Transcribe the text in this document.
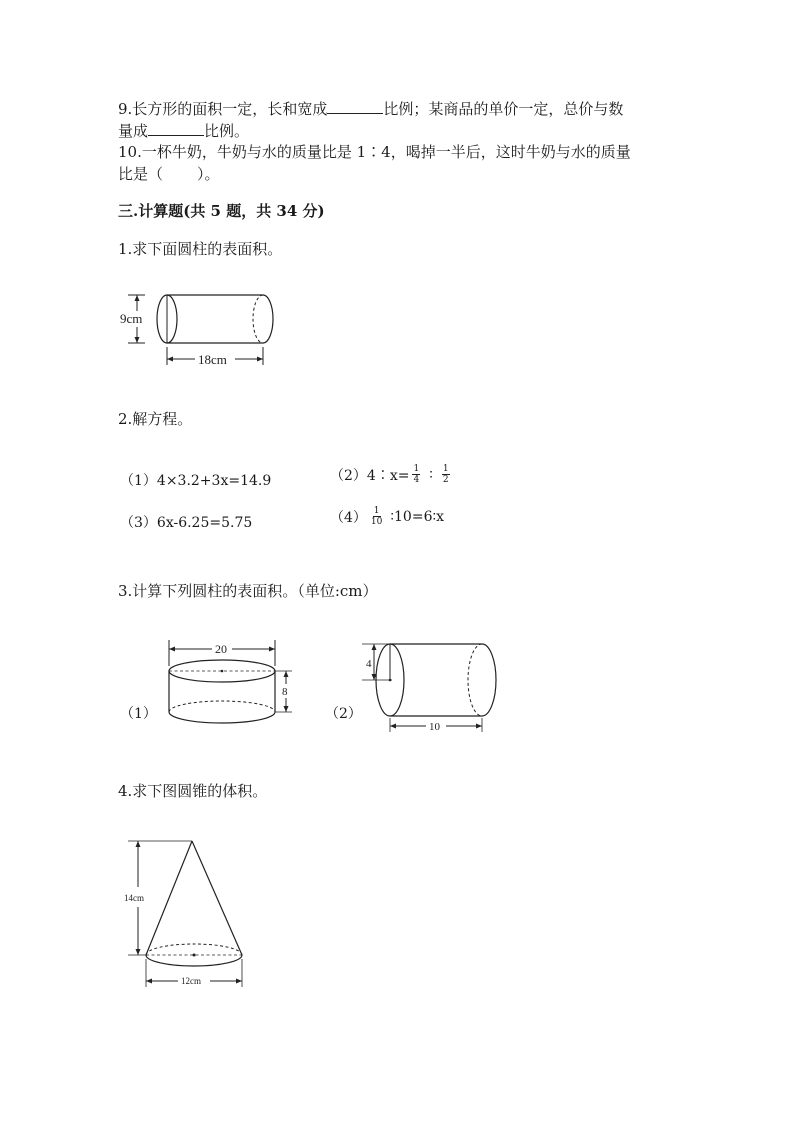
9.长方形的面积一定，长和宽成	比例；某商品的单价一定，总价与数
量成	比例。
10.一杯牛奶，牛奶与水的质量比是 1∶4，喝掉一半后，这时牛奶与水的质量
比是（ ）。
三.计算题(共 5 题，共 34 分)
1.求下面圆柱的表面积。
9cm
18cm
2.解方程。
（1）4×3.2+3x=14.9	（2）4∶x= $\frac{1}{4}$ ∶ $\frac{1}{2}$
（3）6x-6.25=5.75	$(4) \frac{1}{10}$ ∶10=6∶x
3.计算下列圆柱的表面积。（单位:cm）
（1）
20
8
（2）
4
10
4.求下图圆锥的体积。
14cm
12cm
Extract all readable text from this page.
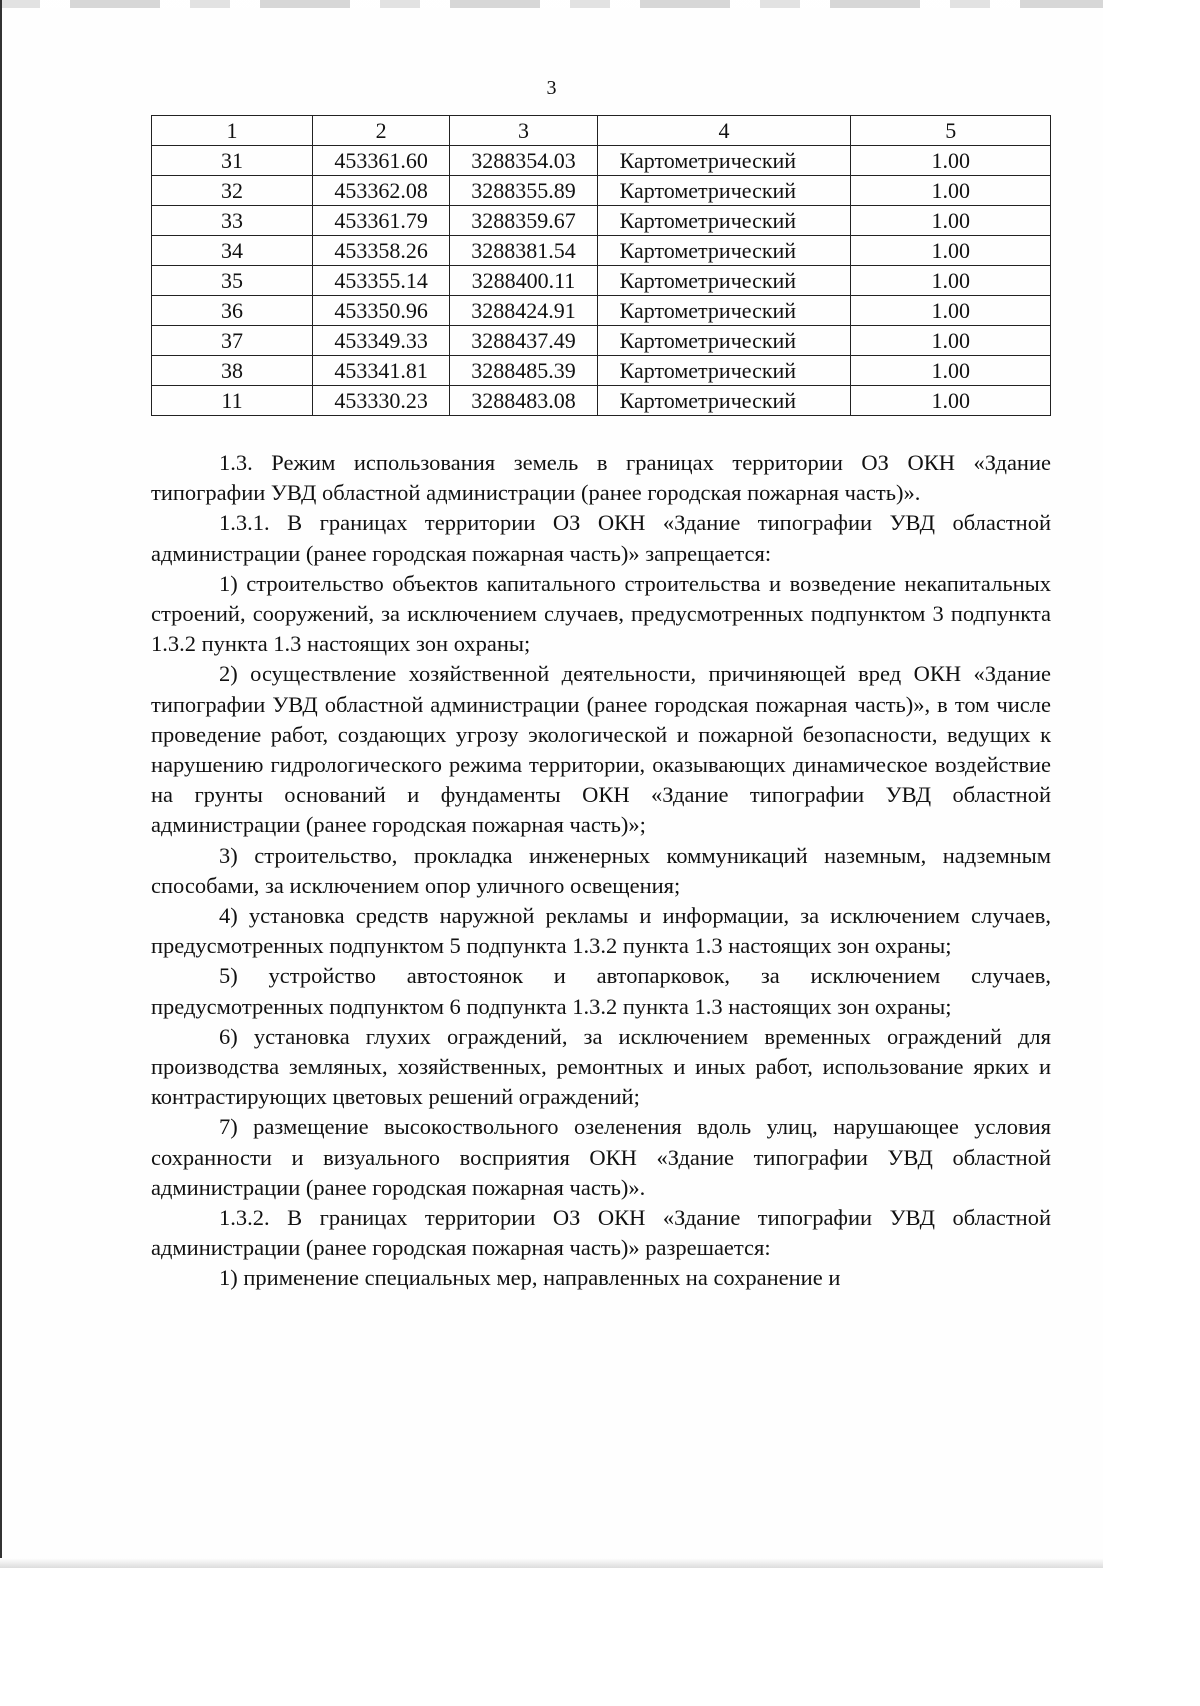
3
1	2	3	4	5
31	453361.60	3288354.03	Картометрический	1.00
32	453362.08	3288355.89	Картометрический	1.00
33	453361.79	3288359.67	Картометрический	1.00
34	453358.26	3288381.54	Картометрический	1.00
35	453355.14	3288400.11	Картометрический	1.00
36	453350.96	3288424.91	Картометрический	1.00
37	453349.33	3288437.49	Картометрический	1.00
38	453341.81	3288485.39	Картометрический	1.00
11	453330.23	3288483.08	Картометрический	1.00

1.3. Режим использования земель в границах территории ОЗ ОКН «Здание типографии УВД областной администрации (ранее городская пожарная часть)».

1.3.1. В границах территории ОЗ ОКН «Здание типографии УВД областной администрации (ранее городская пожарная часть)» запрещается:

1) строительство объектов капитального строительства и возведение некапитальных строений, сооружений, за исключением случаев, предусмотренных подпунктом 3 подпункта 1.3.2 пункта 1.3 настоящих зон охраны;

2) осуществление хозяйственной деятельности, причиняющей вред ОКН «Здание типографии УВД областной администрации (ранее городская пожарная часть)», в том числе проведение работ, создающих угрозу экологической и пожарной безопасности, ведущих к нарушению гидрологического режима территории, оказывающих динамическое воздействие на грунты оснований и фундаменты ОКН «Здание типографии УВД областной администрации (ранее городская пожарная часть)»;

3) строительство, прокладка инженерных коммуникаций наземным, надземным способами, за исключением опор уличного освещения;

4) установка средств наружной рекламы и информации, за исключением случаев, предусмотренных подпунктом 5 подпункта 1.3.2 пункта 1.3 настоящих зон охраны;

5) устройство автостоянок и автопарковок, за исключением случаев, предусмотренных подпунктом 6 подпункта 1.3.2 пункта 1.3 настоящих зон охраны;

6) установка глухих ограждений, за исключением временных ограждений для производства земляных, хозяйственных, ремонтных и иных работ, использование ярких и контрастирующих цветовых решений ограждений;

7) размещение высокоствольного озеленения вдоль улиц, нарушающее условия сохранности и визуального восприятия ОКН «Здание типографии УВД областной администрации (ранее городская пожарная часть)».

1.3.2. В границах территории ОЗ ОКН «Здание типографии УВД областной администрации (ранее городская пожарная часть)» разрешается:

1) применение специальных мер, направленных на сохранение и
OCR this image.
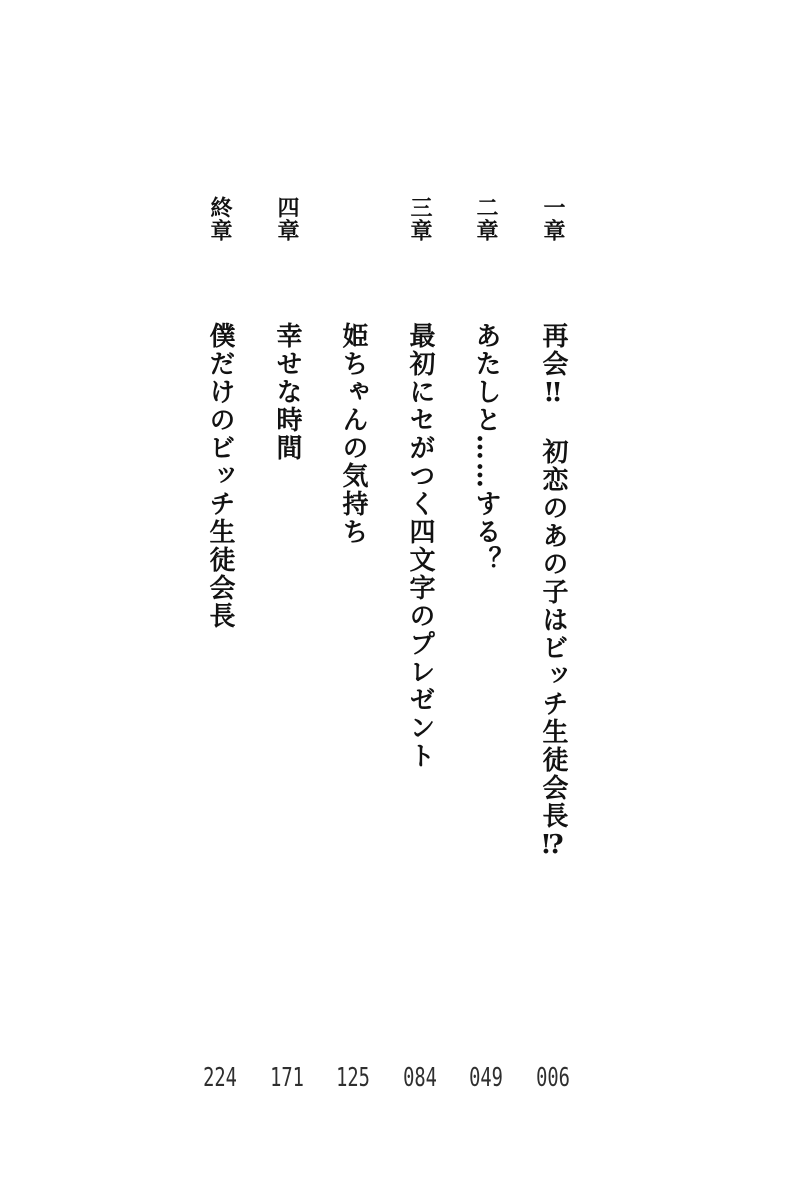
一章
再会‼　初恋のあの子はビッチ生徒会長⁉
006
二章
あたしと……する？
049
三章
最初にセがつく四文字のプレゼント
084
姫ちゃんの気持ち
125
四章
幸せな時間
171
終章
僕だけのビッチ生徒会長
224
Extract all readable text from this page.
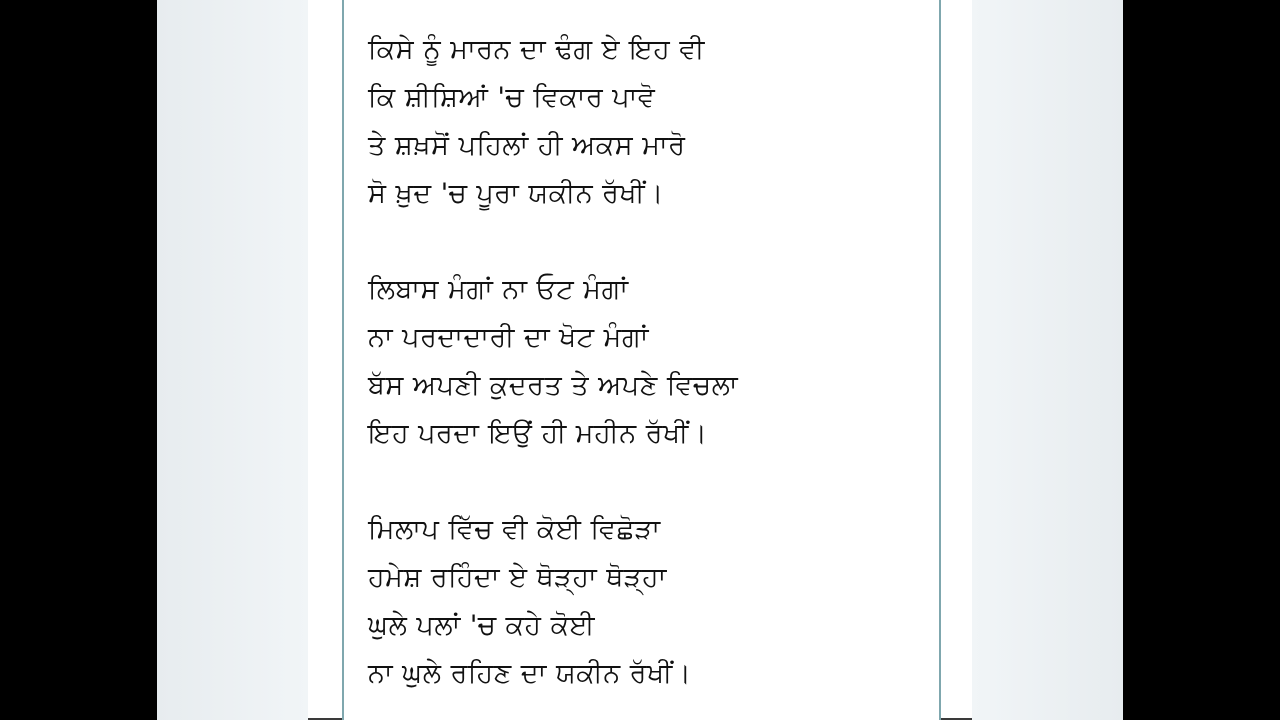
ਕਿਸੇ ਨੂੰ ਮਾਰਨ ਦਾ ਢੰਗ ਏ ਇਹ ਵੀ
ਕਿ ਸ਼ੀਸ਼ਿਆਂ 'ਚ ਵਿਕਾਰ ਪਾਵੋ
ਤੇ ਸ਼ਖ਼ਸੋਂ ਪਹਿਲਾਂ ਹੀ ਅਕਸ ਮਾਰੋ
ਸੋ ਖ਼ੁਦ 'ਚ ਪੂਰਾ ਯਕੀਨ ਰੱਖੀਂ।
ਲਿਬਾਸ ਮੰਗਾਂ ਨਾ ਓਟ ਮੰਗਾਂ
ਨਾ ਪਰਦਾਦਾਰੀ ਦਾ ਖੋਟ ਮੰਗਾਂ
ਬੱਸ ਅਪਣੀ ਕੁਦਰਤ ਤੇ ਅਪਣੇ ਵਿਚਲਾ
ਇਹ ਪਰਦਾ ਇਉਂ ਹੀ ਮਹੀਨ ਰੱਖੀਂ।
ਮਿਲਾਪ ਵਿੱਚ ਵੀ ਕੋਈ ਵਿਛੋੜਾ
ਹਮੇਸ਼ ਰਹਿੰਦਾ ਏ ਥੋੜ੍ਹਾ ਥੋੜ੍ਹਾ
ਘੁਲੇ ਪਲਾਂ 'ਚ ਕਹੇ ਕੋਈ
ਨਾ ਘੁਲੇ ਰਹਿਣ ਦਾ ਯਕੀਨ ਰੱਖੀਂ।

_ _ _ _ _ _ _

Directive = Collect each line holding the string "работ".

Full output =
2) осуществление хозяйственной деятельности, причиняющей вред ОКН «Здание типографии УВД областной администрации (ранее городская пожарная часть)», в том числе проведение работ, создающих угрозу экологической и пожарной безопасности, ведущих к нарушению гидрологического режима территории, оказывающих динамическое воздействие на грунты оснований и фундаменты ОКН «Здание типографии УВД областной администрации (ранее городская пожарная часть)»;
6) установка глухих ограждений, за исключением временных ограждений для производства земляных, хозяйственных, ремонтных и иных работ, использование ярких и контрастирующих цветовых решений ограждений;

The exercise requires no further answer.